◆ **Task instructions**
Copy, in full, each line of the material that holds the word "HDMI".
***
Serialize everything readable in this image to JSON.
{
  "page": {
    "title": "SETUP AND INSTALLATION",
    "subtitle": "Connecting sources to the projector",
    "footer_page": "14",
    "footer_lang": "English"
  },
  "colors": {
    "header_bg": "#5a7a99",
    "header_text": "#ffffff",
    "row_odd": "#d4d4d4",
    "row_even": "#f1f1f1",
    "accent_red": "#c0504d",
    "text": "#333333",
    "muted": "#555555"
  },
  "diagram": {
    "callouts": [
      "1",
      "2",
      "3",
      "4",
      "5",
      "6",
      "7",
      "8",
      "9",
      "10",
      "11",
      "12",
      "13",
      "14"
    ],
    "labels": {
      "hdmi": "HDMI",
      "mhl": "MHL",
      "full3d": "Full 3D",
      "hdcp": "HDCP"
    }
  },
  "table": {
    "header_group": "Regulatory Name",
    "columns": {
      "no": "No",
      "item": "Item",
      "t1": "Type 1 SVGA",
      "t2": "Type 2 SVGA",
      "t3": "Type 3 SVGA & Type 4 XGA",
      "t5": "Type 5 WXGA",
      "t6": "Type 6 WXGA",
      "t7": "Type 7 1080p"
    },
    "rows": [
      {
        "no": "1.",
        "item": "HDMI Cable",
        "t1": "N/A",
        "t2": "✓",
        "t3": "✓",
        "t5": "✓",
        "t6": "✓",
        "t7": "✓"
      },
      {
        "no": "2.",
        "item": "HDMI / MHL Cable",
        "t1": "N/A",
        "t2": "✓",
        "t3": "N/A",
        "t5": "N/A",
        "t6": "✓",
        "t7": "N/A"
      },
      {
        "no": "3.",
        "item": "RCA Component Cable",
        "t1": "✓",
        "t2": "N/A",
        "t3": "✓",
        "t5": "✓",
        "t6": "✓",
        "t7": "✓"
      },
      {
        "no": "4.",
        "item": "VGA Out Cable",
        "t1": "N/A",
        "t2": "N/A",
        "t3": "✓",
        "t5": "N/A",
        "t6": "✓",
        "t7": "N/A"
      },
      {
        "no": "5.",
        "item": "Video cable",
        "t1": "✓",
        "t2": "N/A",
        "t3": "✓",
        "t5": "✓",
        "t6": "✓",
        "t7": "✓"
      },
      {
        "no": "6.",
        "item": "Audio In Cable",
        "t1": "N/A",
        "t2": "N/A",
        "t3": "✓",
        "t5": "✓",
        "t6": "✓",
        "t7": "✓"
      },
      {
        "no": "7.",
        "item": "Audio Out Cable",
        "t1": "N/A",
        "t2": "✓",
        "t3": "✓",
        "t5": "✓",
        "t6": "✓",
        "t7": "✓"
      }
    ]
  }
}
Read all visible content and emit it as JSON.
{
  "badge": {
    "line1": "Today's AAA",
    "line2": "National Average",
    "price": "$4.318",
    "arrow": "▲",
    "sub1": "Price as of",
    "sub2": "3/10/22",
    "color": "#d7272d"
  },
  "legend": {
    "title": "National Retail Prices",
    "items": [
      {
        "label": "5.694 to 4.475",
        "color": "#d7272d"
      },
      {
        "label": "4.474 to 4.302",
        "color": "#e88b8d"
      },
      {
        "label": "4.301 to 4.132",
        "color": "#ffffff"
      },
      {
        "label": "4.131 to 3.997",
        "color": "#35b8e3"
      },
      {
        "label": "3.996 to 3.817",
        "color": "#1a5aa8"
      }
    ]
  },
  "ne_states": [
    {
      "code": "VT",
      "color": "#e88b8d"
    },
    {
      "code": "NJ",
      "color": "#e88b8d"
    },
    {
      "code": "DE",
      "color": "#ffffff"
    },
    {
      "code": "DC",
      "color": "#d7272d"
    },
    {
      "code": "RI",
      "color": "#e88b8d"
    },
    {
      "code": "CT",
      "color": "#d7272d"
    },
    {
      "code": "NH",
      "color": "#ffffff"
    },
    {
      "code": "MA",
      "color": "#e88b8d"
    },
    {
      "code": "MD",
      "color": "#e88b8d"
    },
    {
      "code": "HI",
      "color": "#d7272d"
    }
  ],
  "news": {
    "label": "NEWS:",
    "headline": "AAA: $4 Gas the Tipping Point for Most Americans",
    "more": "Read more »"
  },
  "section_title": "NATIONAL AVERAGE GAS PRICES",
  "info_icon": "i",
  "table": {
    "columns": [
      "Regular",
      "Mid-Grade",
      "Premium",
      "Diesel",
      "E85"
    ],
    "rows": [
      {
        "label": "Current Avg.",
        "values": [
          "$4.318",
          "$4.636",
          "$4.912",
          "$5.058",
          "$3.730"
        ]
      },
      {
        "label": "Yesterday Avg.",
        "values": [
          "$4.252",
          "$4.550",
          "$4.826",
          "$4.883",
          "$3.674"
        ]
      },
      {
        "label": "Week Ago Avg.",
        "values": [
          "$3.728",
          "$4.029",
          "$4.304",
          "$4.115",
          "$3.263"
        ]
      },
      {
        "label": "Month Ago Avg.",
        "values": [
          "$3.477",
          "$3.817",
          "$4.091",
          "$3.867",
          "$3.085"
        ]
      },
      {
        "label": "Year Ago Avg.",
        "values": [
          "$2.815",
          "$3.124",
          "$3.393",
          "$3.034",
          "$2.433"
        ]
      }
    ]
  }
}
***
◆ **Correct result**
      "hdmi": "HDMI",
        "item": "HDMI Cable",
        "item": "HDMI / MHL Cable",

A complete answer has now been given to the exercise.